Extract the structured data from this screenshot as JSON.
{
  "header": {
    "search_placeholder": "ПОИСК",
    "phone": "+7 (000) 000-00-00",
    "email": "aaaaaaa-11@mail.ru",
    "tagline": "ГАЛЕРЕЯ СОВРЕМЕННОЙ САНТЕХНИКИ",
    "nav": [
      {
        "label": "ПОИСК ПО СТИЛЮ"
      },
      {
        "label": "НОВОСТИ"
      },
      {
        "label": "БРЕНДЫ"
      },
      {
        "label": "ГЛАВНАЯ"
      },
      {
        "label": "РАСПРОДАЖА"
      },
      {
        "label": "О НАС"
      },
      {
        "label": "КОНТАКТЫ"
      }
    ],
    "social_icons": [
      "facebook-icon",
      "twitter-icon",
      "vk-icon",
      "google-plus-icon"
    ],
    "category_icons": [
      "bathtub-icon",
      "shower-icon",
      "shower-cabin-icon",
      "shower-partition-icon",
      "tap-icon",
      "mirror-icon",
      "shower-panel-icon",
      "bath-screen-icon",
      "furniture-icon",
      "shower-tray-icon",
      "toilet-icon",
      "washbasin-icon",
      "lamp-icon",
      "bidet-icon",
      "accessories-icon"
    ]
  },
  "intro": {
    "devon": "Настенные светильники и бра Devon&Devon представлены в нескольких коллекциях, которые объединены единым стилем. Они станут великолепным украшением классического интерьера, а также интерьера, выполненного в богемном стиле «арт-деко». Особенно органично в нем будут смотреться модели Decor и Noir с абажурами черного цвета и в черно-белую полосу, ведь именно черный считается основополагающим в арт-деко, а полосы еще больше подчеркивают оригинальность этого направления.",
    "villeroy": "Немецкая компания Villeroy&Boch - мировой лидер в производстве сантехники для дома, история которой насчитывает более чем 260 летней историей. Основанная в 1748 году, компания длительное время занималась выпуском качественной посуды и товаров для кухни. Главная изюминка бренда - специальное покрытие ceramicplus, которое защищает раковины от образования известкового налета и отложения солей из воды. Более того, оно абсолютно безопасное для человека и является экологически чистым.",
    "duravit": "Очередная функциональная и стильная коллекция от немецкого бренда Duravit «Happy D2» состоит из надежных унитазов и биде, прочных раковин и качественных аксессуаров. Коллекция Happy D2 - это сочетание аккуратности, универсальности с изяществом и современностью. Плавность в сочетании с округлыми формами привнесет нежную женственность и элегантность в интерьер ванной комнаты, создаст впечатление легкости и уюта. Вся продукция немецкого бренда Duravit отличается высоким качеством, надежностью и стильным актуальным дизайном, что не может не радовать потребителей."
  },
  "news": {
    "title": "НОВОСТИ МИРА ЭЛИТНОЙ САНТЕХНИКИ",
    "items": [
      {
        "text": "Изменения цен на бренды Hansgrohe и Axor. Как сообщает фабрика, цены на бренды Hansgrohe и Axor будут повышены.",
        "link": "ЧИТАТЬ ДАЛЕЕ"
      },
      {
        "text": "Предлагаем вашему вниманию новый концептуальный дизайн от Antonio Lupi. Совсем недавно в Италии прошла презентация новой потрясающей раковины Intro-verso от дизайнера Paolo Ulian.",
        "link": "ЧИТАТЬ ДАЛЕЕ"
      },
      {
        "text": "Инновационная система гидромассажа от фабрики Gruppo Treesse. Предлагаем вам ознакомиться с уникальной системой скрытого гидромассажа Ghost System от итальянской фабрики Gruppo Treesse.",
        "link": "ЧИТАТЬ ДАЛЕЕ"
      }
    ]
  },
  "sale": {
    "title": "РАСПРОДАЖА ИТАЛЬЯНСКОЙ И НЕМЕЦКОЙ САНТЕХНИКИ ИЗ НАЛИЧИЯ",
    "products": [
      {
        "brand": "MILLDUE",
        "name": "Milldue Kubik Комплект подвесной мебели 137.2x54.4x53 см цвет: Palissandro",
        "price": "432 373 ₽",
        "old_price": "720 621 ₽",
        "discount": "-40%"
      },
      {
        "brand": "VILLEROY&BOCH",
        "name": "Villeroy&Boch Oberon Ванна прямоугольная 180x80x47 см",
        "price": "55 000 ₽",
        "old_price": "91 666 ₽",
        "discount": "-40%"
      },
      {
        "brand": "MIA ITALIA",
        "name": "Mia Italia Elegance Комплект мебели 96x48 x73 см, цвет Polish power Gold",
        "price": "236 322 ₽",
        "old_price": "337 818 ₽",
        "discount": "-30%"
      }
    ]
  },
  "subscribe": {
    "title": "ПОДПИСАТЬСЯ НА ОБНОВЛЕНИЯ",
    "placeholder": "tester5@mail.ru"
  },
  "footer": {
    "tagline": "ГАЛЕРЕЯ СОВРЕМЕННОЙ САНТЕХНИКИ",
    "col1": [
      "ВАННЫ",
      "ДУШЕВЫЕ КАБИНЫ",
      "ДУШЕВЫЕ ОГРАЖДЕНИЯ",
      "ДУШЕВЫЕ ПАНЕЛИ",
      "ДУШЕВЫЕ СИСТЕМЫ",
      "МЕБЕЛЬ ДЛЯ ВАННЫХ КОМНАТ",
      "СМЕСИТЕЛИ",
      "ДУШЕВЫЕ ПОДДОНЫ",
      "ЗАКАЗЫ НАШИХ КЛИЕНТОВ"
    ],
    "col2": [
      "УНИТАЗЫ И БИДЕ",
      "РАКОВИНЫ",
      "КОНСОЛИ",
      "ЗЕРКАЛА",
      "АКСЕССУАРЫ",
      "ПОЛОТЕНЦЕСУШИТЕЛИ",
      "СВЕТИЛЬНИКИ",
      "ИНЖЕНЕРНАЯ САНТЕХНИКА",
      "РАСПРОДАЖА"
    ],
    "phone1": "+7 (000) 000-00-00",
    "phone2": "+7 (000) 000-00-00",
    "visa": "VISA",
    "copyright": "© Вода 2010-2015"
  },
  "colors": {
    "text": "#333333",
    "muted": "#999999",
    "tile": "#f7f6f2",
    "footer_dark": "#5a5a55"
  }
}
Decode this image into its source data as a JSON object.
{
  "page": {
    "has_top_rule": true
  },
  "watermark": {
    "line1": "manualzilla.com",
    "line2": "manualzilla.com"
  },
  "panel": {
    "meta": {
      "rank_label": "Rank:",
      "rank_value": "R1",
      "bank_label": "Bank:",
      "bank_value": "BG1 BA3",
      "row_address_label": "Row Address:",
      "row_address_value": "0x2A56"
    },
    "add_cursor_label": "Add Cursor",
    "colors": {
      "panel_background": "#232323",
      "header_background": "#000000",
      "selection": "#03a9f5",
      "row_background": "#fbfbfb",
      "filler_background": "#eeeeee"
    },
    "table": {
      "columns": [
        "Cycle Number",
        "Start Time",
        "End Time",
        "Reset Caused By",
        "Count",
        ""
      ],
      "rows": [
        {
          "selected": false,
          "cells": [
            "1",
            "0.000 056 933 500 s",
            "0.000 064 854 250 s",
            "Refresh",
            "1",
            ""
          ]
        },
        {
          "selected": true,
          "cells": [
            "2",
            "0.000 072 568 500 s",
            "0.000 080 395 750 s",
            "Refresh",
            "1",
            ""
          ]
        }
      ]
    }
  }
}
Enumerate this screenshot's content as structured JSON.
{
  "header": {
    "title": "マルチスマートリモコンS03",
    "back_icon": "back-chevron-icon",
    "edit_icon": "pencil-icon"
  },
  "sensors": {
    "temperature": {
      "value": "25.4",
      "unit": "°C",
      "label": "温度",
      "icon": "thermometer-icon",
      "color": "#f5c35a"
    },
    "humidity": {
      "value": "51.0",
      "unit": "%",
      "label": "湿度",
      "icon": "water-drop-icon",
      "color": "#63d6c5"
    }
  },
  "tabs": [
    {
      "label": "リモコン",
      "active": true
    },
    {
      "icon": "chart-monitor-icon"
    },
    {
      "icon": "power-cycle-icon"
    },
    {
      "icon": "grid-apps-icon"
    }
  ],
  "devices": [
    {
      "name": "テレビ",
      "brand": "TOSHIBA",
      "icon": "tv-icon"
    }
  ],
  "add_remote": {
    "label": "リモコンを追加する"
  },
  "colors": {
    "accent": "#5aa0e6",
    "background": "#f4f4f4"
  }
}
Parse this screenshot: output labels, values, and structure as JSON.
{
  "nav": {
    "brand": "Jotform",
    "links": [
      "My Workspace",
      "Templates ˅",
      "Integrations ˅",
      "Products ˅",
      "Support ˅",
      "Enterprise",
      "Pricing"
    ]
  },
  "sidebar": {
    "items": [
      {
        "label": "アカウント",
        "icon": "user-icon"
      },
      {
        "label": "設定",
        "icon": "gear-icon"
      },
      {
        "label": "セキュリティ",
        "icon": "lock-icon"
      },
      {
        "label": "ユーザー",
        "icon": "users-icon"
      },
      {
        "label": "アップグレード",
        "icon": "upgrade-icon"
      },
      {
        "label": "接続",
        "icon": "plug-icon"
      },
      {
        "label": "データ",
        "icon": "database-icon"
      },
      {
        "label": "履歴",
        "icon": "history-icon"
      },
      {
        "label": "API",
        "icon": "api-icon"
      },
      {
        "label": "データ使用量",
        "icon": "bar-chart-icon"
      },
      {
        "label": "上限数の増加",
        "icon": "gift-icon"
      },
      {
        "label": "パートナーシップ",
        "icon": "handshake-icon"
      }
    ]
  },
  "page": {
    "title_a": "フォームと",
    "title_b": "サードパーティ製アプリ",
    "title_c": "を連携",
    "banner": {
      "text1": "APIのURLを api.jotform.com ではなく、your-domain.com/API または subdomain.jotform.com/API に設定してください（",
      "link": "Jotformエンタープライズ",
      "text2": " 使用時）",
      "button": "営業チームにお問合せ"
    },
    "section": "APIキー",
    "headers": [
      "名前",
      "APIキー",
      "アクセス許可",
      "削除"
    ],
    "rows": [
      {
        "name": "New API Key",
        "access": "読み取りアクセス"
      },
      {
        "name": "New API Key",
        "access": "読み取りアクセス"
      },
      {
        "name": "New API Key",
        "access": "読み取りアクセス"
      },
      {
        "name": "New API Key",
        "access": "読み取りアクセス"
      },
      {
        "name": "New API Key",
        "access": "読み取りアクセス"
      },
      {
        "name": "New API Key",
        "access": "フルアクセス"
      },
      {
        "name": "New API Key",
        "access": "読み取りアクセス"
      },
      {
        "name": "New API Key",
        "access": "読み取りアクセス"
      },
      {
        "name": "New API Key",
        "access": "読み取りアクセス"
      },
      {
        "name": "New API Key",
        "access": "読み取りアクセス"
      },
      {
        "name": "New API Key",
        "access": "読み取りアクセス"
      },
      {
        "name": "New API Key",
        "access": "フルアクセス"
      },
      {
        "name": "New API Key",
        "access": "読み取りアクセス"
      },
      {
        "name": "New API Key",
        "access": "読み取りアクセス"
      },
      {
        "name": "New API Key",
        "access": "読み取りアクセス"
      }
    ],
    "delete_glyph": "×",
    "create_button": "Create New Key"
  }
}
----
Look over the listing. Pull out every line with the string "screenshot" in it.

**COMPLETE ANSWER**:
Extract the structured data from this screenshot as JSON.
Enumerate this screenshot's content as structured JSON.
Parse this screenshot: output labels, values, and structure as JSON.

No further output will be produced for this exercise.